What this task involves:
Work out how many lines hold "Appearance". Give the number and nothing else.
----
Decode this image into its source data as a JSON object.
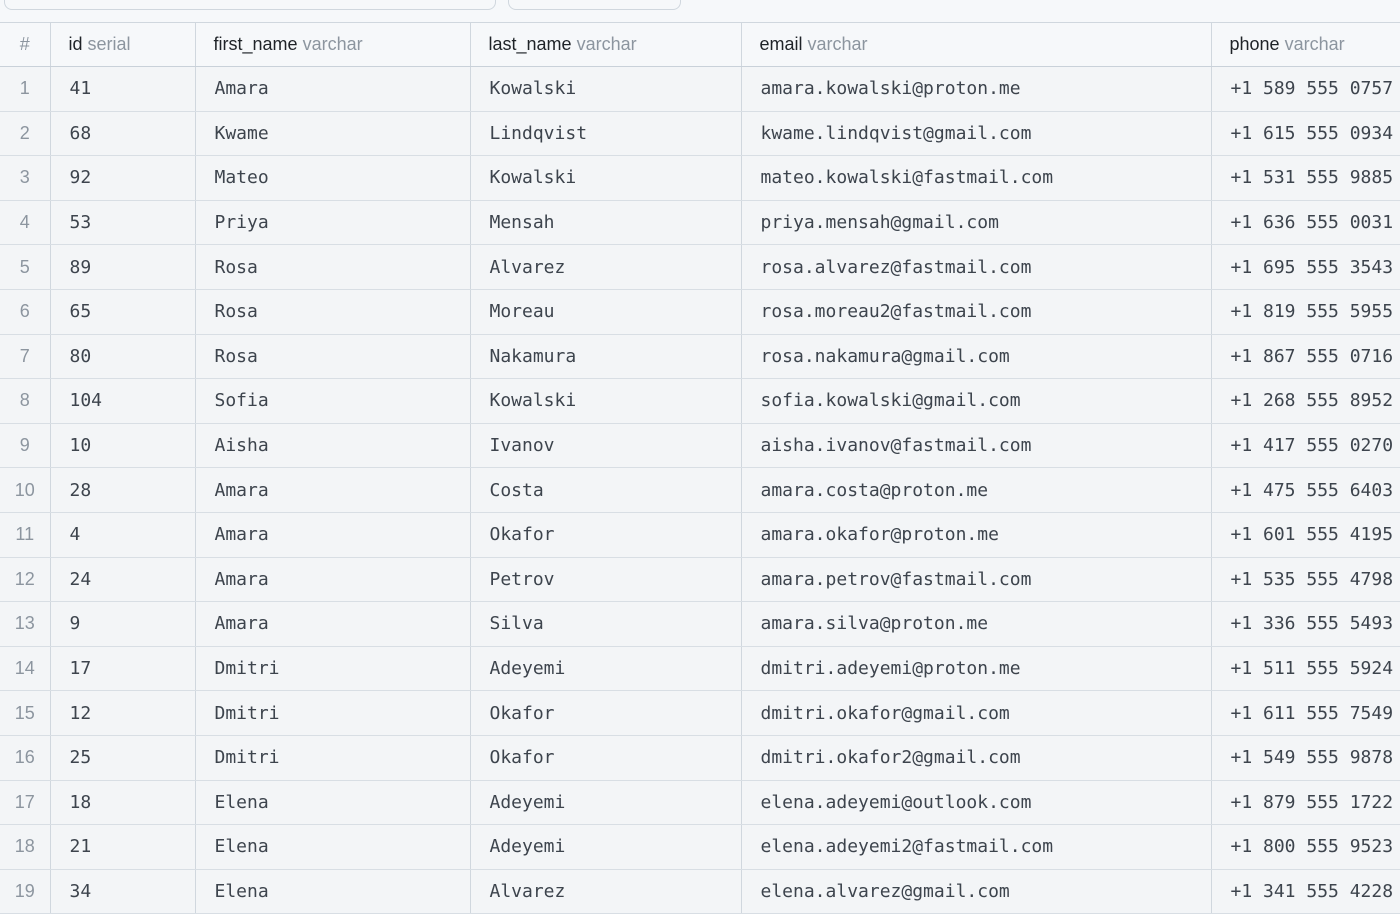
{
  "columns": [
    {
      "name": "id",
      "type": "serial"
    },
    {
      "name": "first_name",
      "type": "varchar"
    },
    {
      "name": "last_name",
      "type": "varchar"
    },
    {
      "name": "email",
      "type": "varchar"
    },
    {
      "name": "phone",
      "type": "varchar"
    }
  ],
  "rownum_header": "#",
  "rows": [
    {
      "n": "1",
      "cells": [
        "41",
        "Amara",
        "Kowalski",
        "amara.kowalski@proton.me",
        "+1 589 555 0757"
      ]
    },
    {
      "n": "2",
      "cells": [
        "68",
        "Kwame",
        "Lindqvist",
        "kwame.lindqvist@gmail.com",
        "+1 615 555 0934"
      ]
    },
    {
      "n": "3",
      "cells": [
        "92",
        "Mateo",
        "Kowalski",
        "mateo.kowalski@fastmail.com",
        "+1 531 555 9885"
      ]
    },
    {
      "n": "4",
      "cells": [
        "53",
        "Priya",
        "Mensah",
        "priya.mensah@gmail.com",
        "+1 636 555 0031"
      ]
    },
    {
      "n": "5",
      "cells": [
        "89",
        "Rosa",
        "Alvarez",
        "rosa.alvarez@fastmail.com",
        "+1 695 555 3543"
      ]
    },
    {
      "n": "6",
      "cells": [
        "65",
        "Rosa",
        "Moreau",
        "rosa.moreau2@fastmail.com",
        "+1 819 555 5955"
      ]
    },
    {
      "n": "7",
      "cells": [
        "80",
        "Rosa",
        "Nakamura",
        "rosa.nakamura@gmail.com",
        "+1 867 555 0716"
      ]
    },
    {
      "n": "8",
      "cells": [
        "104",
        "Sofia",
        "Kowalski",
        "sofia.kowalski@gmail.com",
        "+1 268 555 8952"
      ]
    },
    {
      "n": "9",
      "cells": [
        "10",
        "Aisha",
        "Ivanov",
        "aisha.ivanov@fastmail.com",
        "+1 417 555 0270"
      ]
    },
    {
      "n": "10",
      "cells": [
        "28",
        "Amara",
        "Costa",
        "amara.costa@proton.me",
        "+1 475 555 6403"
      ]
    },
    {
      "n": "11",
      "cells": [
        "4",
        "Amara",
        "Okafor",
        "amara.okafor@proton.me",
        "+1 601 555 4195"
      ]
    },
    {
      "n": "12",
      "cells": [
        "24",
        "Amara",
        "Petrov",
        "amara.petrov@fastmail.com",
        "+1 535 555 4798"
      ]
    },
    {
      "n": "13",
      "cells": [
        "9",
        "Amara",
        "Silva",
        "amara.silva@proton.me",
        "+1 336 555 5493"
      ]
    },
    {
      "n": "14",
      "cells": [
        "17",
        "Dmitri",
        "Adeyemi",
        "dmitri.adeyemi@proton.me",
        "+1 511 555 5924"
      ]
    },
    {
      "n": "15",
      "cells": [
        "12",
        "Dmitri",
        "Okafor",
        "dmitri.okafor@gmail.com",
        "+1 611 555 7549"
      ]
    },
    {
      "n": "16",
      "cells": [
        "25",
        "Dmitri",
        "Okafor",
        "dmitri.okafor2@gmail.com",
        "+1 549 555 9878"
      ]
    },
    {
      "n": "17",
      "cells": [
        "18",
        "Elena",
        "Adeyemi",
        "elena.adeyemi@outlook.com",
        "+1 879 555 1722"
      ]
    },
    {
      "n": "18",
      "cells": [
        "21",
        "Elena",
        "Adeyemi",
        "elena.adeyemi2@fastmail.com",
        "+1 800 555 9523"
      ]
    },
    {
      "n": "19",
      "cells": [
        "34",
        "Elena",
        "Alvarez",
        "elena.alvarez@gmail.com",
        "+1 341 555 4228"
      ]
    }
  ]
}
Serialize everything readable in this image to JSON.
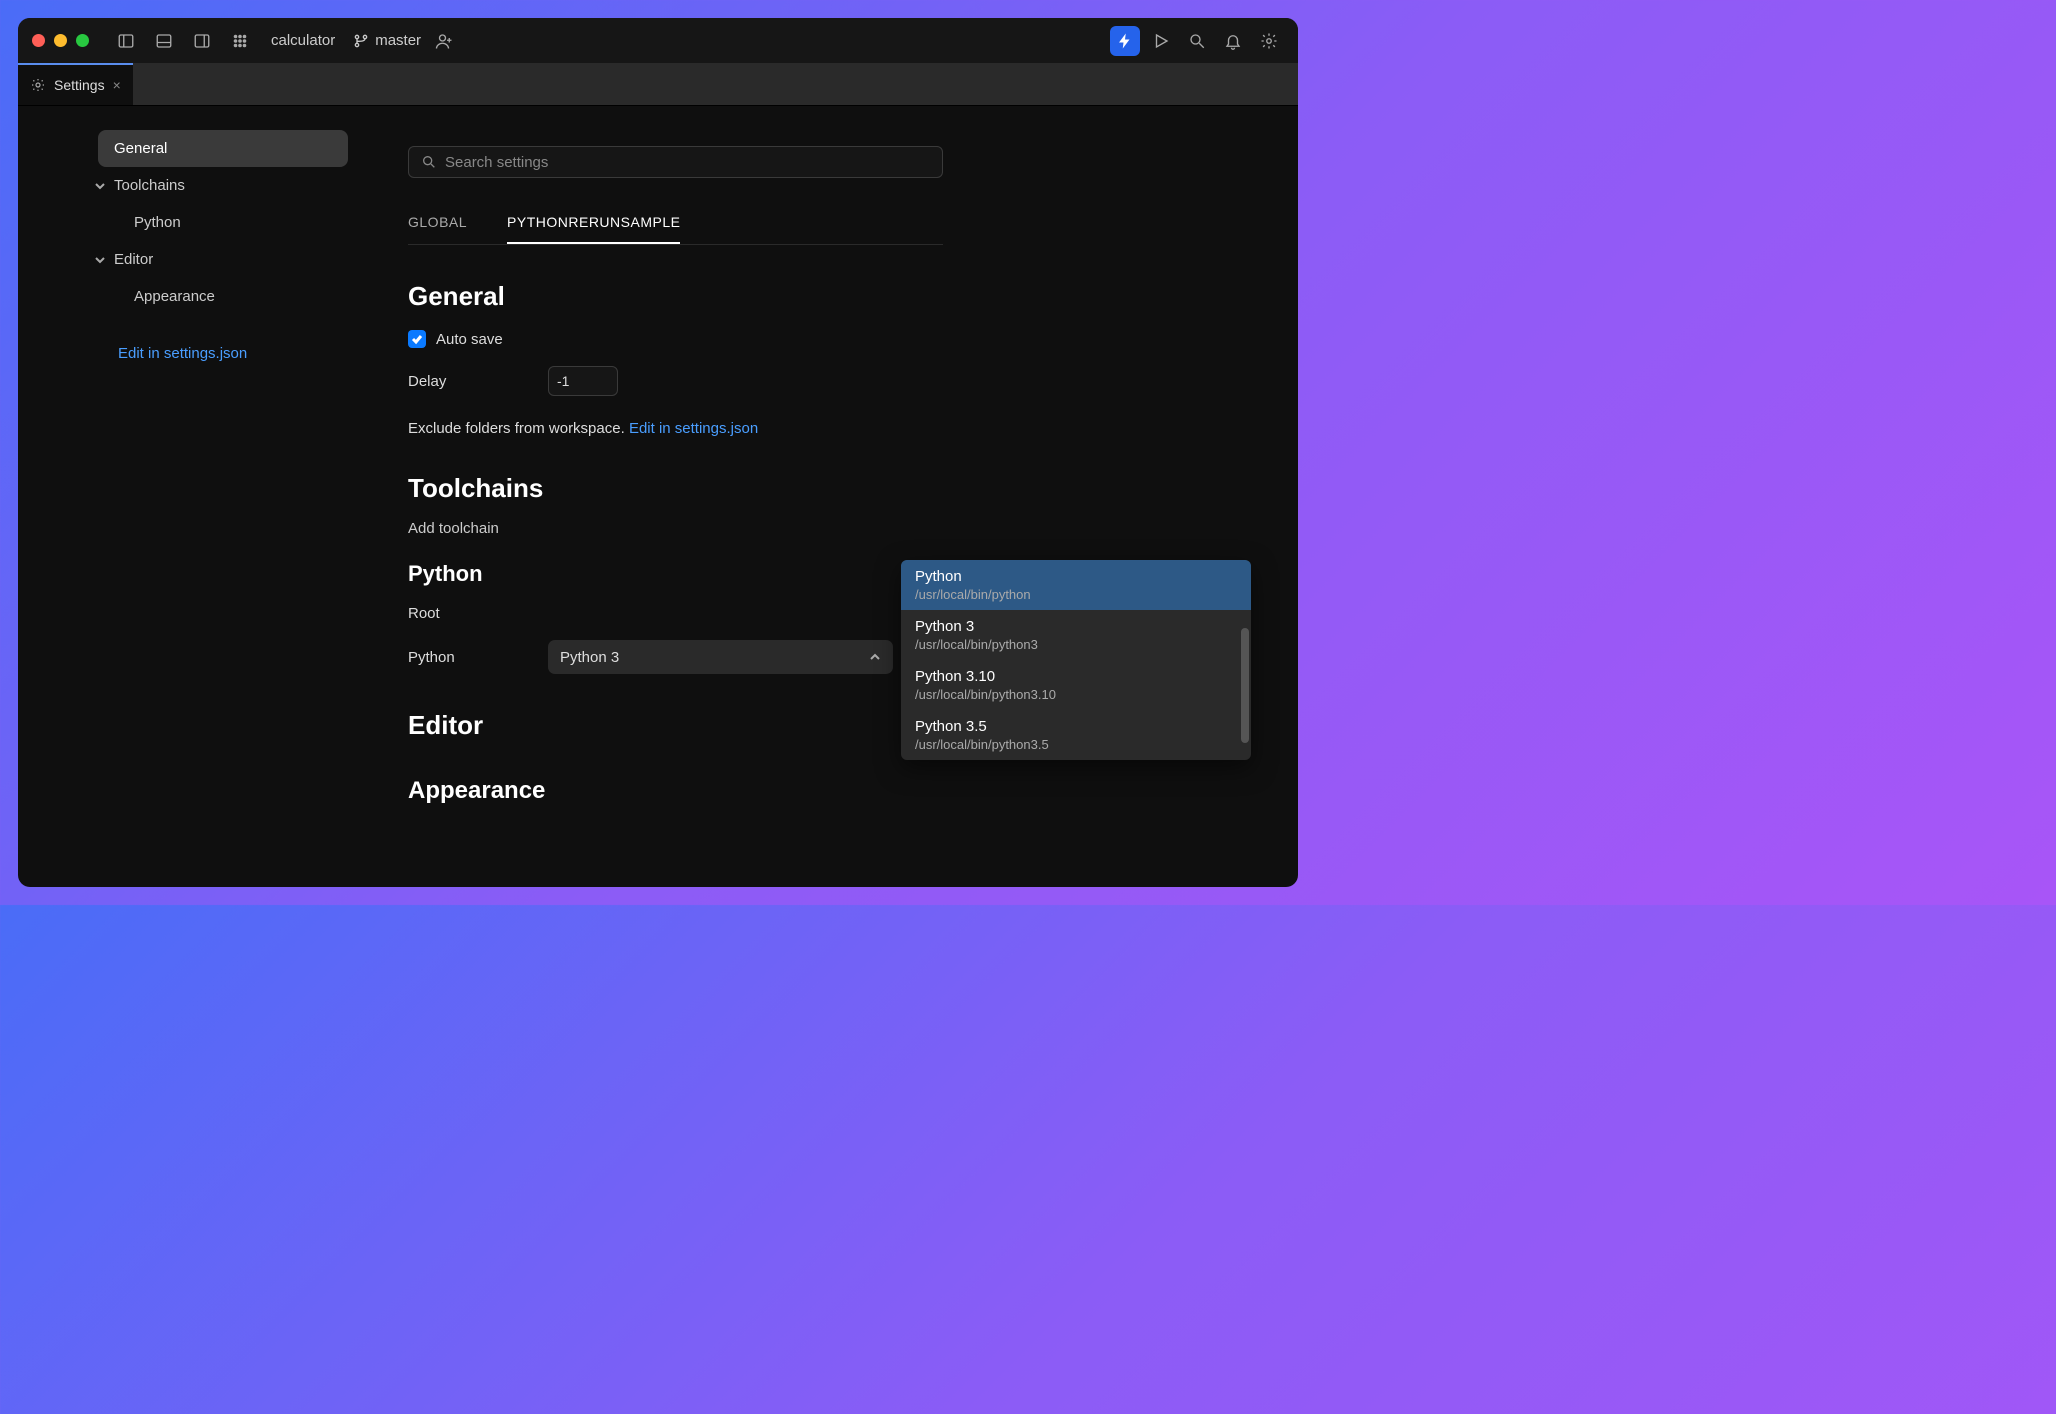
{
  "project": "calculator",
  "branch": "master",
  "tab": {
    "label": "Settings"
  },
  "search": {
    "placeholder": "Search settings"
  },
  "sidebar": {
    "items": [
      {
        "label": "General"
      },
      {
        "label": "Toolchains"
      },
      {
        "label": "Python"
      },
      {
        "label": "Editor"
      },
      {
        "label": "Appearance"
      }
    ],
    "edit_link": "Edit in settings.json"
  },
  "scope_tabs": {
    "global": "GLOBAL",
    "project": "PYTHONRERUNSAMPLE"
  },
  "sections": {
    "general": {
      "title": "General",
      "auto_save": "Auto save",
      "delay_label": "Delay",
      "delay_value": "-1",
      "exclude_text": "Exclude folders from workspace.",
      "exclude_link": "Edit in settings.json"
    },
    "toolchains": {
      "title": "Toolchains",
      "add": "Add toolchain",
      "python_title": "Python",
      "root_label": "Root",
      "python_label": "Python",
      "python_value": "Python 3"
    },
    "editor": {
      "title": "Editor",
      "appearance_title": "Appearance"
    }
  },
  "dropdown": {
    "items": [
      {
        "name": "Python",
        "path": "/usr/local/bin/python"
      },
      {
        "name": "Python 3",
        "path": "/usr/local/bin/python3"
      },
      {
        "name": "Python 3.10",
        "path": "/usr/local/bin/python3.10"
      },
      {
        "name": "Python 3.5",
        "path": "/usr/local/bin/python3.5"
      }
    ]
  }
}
----
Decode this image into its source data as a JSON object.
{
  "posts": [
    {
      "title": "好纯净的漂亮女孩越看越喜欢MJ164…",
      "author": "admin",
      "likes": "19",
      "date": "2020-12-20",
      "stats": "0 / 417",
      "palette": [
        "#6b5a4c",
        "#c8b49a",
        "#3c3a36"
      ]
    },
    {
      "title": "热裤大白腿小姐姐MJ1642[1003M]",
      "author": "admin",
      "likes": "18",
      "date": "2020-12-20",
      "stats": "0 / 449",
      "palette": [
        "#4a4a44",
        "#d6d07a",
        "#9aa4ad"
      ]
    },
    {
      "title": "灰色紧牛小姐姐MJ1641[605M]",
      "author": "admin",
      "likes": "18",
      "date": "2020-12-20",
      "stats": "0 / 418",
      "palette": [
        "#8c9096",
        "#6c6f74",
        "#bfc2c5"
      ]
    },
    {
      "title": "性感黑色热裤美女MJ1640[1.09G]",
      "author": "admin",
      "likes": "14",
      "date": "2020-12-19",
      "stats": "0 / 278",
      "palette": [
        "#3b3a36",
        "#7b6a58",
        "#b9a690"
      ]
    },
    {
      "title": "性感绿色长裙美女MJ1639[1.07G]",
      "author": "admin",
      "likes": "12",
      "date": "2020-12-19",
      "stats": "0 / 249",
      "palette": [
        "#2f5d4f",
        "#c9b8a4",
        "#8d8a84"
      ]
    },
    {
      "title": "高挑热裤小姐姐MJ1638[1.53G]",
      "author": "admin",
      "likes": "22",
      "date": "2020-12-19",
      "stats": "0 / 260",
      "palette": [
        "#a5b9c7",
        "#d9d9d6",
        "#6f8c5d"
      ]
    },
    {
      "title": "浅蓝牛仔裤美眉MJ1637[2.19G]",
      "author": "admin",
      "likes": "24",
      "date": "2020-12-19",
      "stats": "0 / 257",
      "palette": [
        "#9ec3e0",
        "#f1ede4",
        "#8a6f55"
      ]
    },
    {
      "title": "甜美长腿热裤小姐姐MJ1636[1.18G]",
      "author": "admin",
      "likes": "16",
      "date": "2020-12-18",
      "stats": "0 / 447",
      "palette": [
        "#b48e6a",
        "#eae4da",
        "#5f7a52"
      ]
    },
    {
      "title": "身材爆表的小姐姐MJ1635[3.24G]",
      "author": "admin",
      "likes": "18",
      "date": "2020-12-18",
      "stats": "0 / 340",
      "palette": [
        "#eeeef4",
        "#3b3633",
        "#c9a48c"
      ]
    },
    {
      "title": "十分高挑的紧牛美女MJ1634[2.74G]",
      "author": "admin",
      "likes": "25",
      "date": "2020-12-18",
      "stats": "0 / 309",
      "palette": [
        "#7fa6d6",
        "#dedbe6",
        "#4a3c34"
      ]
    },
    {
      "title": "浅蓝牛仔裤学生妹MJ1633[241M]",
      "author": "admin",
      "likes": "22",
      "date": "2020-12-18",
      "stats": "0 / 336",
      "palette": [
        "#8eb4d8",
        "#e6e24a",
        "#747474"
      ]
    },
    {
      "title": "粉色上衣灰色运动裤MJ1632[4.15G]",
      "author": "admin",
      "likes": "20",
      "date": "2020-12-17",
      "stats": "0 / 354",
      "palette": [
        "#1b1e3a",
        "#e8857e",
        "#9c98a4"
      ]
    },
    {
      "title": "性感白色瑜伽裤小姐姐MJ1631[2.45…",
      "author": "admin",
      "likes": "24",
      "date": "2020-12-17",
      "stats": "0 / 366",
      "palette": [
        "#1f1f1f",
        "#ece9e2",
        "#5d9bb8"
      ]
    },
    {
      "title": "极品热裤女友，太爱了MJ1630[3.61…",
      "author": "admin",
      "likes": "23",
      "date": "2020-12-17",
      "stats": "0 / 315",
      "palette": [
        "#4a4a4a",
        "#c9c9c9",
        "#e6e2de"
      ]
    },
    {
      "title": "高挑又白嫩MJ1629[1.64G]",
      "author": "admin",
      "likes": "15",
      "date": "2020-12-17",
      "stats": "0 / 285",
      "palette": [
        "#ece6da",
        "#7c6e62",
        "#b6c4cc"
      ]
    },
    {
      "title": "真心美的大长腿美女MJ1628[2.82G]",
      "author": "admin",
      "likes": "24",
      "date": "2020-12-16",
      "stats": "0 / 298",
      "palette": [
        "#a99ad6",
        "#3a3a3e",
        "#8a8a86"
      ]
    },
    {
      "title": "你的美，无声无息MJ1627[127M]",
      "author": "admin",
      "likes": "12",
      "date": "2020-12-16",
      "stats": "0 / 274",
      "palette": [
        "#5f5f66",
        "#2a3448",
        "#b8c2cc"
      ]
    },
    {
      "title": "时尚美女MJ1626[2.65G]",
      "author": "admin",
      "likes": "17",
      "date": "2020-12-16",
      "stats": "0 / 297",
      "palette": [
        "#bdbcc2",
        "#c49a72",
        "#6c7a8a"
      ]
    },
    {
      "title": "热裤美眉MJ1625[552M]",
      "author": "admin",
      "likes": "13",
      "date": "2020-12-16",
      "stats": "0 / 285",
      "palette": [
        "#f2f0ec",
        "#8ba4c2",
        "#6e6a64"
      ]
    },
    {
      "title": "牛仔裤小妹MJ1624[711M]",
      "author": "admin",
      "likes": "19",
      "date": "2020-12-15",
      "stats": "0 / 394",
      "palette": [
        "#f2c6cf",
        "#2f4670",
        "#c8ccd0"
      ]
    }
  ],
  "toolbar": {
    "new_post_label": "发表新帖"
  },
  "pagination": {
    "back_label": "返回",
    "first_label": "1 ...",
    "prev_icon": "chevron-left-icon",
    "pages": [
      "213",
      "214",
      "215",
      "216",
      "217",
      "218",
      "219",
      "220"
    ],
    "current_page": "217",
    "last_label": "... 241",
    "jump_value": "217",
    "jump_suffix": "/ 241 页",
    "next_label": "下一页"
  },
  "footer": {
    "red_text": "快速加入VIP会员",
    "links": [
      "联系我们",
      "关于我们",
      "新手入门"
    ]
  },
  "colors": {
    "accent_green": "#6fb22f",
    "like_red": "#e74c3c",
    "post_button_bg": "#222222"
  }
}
----
Exercise output:
2